### Records for this task
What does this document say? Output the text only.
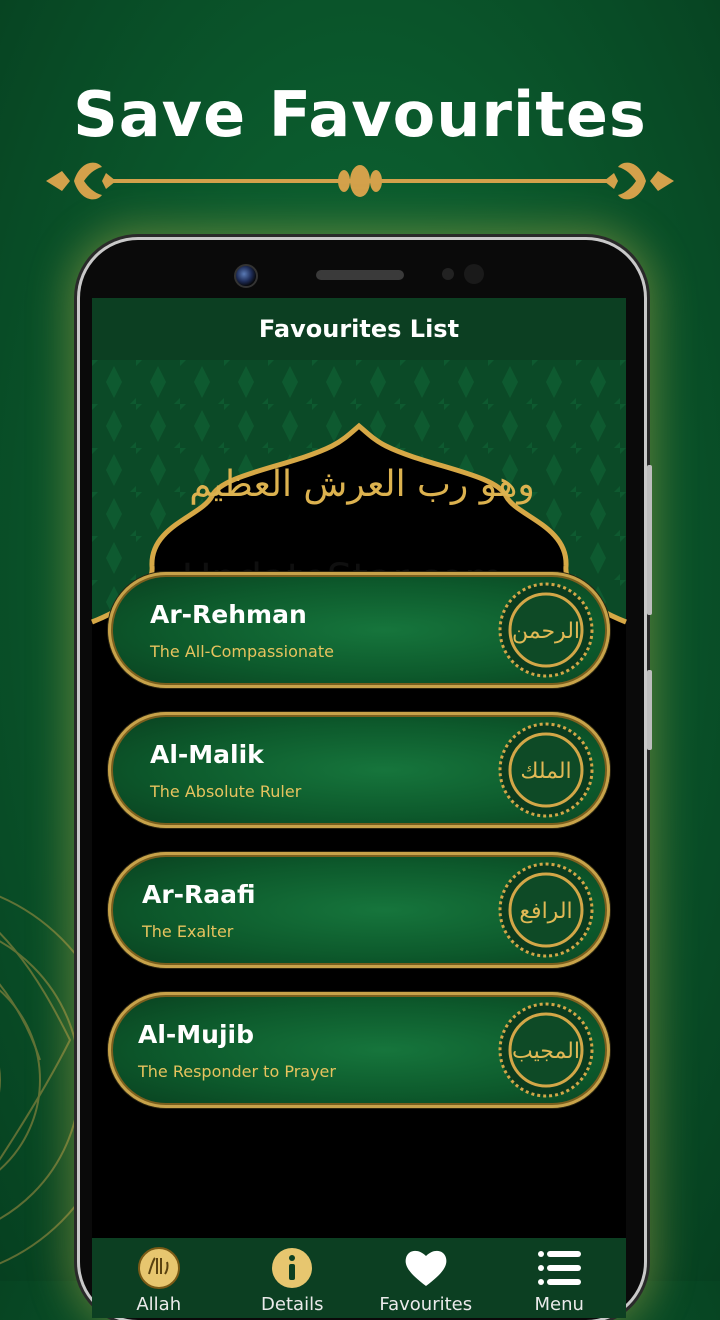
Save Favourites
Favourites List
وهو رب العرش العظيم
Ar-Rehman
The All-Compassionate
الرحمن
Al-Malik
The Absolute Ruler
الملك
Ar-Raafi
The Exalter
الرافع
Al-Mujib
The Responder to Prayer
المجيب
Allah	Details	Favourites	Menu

### Request
Make an exact copy of the data, leaving its pictures out.

### Result of the exercise
What does this document say? Output the text only.
Save Favourites
Favourites List
وهو رب العرش العظيم
Ar-Rehman
The All-Compassionate
الرحمن
Al-Malik
The Absolute Ruler
الملك
Ar-Raafi
The Exalter
الرافع
Al-Mujib
The Responder to Prayer
المجيب
Allah	Details	Favourites	Menu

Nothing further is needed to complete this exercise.